Entries:
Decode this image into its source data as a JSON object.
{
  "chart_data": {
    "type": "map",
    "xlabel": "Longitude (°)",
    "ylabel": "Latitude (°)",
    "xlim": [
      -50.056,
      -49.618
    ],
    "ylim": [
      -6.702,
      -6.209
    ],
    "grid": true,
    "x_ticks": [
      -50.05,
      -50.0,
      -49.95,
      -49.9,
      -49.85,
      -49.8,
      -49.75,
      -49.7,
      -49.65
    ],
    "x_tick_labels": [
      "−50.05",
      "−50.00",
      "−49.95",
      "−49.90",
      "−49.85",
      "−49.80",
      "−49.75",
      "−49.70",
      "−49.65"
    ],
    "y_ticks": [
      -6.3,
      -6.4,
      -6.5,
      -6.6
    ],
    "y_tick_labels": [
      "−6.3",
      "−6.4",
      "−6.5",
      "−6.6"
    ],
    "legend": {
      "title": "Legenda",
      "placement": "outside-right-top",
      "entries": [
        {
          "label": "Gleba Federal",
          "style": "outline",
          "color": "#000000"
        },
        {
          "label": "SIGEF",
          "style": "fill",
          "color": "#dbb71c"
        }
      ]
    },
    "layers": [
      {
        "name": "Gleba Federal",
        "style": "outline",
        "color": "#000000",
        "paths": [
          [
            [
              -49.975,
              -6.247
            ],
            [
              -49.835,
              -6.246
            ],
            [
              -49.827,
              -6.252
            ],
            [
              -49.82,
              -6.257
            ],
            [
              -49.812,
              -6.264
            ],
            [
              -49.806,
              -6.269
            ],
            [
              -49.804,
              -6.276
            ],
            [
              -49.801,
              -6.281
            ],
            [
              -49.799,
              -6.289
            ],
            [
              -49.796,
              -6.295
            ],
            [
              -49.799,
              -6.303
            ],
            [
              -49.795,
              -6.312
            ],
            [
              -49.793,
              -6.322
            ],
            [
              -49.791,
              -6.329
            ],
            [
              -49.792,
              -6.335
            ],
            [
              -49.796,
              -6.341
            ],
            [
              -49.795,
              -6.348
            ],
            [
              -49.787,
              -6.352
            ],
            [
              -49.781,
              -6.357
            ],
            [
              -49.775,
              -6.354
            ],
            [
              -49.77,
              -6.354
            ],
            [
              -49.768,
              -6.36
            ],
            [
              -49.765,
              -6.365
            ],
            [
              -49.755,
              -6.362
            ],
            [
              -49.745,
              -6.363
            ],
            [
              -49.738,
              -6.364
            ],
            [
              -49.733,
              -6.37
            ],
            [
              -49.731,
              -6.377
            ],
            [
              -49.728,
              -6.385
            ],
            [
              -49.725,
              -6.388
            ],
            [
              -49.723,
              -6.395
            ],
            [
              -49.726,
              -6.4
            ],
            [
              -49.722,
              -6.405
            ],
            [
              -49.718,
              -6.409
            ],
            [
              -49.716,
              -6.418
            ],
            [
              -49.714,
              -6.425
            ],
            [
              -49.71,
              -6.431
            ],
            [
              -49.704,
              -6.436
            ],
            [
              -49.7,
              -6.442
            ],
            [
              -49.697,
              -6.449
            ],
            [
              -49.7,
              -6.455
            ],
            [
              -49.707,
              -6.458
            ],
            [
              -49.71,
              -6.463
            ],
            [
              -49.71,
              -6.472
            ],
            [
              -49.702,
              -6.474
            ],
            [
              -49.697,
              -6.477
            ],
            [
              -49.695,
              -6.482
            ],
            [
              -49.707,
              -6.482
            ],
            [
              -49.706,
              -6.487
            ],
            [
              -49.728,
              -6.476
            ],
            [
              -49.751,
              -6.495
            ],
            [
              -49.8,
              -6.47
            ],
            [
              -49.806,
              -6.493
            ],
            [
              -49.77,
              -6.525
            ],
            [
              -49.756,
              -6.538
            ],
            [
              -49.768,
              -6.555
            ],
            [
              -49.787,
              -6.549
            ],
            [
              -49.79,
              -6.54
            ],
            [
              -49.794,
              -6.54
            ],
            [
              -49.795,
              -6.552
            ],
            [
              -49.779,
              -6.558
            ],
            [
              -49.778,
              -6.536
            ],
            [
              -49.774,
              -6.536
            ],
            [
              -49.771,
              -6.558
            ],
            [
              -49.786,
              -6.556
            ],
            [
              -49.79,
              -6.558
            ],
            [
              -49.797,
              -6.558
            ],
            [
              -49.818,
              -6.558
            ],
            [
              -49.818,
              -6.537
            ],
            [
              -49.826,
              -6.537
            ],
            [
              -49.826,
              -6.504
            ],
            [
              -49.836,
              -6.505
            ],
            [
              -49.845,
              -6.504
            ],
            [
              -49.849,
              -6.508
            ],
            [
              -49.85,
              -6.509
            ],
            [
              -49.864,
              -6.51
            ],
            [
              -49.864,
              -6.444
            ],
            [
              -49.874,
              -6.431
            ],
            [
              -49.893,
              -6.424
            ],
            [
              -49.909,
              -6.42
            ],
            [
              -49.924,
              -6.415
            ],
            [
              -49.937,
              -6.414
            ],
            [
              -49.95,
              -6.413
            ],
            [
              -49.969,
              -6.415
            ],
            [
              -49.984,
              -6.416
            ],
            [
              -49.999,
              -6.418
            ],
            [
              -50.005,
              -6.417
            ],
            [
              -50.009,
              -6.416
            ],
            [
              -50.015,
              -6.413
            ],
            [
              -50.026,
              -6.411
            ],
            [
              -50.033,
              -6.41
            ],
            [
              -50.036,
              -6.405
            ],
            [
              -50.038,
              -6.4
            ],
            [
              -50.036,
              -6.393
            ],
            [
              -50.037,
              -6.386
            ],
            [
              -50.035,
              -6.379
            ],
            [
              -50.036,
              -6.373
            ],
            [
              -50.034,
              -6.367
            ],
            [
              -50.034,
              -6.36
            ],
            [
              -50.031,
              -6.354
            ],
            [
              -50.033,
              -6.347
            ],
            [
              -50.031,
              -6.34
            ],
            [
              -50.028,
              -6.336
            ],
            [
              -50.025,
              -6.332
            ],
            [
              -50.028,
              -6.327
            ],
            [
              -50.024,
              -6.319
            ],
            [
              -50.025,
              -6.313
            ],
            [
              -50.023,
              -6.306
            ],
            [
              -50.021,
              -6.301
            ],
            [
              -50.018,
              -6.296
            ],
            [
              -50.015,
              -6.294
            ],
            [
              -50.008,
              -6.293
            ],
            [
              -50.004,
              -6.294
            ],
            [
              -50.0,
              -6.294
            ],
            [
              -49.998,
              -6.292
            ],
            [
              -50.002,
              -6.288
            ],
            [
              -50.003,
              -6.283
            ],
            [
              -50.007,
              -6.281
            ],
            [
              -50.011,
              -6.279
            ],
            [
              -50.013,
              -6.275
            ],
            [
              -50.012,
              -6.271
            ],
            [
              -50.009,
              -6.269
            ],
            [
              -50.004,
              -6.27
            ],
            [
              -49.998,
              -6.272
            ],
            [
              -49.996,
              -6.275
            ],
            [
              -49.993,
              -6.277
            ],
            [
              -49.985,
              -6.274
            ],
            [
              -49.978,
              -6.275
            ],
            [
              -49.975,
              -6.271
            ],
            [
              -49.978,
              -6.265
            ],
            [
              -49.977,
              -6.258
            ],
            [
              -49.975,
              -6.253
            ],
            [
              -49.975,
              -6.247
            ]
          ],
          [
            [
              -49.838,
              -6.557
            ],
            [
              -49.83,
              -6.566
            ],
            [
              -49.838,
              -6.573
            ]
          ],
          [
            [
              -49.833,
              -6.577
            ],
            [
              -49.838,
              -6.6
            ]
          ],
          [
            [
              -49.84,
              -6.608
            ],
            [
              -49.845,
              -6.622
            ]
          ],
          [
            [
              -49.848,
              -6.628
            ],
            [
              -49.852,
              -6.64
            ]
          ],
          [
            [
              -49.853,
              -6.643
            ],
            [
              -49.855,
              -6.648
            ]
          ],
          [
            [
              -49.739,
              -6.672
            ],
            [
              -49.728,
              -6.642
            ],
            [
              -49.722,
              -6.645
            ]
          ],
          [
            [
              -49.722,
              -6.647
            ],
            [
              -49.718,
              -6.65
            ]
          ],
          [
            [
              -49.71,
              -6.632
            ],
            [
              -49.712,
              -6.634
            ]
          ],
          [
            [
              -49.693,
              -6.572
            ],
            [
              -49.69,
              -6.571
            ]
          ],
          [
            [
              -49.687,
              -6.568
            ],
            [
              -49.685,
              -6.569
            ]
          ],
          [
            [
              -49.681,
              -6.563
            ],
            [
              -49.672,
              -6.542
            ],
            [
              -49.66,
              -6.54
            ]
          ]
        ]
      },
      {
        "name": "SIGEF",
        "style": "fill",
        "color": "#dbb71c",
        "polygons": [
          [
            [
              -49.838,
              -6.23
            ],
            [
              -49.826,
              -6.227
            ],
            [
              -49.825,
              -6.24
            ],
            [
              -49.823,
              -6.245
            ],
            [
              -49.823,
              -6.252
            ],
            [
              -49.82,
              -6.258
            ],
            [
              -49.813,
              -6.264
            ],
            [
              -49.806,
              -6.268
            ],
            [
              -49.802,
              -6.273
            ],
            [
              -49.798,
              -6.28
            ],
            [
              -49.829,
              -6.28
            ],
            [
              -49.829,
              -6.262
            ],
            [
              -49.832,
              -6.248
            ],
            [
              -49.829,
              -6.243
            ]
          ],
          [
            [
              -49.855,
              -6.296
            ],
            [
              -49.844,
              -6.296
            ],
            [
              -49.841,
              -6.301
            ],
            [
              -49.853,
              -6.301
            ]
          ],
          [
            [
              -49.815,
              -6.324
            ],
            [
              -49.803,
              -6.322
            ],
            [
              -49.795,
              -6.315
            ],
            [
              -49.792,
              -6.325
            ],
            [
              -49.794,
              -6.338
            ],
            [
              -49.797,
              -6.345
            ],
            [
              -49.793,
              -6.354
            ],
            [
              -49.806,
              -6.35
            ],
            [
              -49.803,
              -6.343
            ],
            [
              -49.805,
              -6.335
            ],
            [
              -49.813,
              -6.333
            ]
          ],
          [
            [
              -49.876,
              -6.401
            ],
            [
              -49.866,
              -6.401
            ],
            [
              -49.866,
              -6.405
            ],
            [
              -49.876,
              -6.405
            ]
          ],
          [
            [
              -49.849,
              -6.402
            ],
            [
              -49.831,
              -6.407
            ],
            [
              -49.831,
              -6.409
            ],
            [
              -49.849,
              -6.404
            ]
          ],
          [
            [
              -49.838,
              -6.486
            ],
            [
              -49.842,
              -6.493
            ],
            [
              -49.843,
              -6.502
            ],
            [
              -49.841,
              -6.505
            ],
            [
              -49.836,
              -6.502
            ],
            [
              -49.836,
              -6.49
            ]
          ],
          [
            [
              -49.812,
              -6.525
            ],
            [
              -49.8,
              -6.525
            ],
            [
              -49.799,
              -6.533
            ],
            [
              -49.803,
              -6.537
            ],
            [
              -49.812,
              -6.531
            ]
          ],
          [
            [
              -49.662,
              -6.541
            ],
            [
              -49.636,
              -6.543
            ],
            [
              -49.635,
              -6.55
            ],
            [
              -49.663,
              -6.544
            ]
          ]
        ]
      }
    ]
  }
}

Task brief:
Which lines in the records above contain the string "Gleba"? Copy each one.

Result:
          "label": "Gleba Federal",
        "name": "Gleba Federal",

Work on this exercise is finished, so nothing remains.